▶ _Stated goal_
Single out the lines of the material that contain "Vertical" and copy them.

--- START Information given ---

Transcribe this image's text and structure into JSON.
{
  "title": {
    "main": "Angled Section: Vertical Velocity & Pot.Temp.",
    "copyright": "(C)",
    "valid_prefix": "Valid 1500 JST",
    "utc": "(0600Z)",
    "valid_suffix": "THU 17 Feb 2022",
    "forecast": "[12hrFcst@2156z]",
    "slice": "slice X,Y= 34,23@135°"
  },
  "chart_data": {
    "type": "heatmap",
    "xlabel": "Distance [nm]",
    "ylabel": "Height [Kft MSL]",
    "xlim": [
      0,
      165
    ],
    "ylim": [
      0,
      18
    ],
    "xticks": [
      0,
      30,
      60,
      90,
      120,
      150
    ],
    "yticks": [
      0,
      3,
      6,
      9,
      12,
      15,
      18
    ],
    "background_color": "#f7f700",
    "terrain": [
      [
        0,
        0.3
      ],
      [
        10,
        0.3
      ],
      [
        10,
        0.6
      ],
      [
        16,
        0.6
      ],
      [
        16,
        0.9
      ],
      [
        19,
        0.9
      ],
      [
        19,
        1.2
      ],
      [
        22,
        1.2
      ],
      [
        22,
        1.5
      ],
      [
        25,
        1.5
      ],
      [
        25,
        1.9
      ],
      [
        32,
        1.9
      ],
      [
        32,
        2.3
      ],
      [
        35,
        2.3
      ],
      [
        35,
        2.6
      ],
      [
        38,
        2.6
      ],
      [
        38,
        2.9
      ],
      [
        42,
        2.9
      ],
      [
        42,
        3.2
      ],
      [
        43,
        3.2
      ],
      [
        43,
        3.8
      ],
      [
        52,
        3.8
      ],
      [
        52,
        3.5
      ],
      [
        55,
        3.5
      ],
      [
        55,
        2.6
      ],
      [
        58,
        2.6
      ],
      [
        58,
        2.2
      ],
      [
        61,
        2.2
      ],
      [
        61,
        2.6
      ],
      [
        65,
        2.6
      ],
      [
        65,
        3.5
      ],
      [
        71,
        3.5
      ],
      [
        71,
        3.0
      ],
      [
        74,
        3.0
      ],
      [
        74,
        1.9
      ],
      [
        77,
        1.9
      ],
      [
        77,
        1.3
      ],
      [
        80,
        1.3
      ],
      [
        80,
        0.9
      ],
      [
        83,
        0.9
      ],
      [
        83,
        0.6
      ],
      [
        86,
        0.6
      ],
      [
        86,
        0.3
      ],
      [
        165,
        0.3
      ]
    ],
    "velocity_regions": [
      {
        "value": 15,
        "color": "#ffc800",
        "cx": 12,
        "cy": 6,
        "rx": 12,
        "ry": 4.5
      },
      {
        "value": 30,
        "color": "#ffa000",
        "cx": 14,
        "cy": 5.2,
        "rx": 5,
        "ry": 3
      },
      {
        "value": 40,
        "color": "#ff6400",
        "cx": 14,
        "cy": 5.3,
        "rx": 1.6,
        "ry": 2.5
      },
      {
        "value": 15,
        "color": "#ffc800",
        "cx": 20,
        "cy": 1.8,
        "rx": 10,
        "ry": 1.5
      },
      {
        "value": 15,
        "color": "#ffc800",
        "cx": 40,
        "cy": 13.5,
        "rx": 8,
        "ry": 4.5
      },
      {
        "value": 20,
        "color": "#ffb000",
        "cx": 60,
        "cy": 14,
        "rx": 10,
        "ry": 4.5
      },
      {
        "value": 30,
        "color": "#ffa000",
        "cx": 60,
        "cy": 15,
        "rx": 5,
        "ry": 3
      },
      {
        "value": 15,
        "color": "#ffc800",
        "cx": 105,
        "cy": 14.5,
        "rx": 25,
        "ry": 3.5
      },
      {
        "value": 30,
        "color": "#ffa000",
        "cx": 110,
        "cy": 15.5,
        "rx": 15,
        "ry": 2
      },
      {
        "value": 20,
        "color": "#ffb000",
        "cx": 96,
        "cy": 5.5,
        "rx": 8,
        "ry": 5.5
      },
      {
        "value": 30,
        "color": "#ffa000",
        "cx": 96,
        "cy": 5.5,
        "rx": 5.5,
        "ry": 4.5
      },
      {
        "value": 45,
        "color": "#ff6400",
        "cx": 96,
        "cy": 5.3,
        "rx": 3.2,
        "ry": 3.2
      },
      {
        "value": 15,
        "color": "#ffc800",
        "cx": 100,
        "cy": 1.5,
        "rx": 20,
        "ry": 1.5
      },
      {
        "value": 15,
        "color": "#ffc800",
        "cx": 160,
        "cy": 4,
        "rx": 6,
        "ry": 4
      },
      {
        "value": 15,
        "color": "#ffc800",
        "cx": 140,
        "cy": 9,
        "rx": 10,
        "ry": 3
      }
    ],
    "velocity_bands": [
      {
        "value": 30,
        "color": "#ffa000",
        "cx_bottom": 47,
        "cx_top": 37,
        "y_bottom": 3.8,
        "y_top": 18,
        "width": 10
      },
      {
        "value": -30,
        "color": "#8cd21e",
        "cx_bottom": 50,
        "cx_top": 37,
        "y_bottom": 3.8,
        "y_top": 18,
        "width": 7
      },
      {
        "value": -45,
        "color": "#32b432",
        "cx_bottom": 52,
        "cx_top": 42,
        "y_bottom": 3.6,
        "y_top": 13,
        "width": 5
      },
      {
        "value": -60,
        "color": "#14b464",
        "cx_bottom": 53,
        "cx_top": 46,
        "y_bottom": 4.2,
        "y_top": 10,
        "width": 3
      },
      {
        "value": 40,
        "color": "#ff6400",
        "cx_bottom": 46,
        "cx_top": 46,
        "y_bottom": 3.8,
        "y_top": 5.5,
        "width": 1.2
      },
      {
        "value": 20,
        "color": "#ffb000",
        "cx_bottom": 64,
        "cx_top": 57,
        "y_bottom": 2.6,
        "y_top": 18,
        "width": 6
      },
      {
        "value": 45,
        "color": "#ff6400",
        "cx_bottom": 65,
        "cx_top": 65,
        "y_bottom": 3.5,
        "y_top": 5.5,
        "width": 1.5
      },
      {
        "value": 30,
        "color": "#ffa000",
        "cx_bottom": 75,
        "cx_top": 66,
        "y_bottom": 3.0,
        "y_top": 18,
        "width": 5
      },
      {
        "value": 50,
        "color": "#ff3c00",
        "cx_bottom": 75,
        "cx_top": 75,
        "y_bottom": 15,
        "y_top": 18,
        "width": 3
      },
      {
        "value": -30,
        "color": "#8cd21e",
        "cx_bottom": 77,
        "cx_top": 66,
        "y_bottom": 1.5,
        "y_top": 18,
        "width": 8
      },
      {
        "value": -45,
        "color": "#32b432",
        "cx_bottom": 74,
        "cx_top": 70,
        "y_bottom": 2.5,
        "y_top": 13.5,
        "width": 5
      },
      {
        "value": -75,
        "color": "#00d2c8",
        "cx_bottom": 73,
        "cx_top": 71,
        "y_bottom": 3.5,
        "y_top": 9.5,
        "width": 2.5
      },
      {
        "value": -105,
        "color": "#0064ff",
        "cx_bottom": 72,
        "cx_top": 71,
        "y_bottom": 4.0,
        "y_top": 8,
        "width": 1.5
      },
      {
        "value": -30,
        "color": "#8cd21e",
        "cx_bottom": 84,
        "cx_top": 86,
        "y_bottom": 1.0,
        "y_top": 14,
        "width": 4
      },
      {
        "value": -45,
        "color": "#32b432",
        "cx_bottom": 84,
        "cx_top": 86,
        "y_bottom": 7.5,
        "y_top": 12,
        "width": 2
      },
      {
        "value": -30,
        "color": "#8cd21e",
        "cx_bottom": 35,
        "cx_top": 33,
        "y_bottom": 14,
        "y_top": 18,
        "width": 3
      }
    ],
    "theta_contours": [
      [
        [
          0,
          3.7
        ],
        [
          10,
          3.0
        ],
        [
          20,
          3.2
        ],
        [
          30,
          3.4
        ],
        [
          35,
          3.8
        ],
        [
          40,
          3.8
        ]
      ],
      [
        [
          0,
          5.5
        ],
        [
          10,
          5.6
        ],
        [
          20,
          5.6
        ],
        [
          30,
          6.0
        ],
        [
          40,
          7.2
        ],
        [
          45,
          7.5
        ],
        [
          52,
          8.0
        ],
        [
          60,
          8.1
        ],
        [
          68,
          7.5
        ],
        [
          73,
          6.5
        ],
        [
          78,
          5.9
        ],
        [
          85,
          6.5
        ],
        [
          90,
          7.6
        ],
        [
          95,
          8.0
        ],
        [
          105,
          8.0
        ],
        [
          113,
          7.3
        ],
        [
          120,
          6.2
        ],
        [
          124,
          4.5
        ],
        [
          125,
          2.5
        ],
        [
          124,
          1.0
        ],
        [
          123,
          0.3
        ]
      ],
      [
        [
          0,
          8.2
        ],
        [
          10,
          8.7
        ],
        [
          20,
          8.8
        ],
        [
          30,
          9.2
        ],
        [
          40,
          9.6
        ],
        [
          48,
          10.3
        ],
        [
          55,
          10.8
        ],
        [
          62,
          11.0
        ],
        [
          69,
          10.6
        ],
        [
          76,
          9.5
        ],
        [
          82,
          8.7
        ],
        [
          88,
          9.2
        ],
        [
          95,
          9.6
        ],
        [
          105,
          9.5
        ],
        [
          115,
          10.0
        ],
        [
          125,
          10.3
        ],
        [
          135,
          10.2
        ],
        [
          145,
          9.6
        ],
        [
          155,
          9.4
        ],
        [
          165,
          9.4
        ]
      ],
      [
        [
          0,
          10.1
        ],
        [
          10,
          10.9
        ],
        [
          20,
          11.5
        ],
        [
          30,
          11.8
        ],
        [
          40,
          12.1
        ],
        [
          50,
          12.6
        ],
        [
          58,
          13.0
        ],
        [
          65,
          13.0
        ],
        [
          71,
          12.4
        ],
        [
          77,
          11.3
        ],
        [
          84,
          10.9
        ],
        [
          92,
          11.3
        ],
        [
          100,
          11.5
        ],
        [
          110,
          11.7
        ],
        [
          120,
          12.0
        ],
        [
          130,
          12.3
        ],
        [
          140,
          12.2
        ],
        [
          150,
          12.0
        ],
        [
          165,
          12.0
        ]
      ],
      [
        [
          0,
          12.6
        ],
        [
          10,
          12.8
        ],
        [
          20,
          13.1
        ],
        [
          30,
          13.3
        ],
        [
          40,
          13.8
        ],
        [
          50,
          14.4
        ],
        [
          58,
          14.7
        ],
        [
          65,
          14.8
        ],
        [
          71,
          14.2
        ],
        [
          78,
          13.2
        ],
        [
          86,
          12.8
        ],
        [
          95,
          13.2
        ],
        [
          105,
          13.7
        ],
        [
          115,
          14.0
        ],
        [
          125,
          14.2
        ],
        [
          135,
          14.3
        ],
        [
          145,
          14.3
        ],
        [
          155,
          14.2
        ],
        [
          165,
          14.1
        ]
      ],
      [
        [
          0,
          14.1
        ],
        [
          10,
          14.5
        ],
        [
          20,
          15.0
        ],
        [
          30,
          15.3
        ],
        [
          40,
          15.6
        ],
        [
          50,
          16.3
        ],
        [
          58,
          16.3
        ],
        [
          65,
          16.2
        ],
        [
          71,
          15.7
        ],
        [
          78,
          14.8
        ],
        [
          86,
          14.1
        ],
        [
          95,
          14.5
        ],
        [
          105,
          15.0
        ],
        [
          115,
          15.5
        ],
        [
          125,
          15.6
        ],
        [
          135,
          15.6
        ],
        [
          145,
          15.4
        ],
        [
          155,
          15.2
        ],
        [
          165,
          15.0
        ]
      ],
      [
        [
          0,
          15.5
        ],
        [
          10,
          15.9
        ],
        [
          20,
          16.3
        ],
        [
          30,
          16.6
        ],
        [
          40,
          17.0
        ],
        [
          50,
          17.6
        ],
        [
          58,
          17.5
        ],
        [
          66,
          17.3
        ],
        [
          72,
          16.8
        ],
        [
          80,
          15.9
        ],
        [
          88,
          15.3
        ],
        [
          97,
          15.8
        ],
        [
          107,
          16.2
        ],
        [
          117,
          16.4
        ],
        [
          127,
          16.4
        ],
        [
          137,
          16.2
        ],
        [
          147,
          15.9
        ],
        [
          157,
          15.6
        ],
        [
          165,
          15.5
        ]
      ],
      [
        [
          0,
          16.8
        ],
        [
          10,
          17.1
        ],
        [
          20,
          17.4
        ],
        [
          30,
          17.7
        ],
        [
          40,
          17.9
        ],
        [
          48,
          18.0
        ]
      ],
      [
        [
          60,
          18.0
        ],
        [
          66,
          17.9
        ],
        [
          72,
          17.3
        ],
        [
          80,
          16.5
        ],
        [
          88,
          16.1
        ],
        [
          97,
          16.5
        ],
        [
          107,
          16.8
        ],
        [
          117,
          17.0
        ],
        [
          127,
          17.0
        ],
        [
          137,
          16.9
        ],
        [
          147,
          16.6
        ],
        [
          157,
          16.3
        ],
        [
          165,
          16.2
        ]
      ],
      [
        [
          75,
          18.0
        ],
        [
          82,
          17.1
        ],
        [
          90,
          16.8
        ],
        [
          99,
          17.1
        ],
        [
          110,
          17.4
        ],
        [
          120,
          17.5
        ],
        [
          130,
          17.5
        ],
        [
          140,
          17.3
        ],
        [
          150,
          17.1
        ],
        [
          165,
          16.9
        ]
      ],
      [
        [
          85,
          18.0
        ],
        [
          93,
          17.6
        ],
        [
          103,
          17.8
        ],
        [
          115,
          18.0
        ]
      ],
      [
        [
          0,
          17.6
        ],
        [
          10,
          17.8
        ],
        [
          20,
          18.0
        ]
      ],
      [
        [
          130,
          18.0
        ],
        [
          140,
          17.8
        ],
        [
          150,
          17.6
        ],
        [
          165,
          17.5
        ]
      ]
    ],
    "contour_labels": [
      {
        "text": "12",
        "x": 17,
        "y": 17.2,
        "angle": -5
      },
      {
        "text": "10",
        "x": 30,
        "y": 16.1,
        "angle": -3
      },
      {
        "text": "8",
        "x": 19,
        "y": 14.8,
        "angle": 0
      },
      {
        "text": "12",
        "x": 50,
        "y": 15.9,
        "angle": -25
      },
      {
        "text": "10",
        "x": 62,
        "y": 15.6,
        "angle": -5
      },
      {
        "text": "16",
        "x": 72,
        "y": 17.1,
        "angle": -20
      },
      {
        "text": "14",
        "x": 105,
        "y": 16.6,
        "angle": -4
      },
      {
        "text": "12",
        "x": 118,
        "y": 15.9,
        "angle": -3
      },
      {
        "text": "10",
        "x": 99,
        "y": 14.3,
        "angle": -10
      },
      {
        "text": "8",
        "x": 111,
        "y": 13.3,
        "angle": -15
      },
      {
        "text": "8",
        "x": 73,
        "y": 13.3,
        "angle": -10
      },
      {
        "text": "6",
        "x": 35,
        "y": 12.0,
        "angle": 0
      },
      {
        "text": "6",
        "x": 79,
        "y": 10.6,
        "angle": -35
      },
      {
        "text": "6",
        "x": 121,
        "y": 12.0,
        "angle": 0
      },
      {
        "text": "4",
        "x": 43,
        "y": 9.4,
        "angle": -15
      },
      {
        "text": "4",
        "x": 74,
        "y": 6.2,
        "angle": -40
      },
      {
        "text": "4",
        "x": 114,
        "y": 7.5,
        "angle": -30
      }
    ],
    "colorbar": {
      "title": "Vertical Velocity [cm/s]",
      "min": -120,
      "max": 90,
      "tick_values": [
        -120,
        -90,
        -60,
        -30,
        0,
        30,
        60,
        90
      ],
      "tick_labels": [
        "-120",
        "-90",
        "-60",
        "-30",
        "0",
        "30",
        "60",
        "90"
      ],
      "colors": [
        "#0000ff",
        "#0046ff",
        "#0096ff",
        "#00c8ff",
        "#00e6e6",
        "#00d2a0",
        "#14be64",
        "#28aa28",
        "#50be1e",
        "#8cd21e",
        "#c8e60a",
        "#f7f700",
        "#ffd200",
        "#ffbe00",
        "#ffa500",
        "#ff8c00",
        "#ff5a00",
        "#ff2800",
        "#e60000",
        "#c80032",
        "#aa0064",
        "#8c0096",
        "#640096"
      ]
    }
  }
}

--- END Information given ---

▶ _The reply_
    "main": "Angled Section: Vertical Velocity & Pot.Temp.",
      "title": "Vertical Velocity [cm/s]",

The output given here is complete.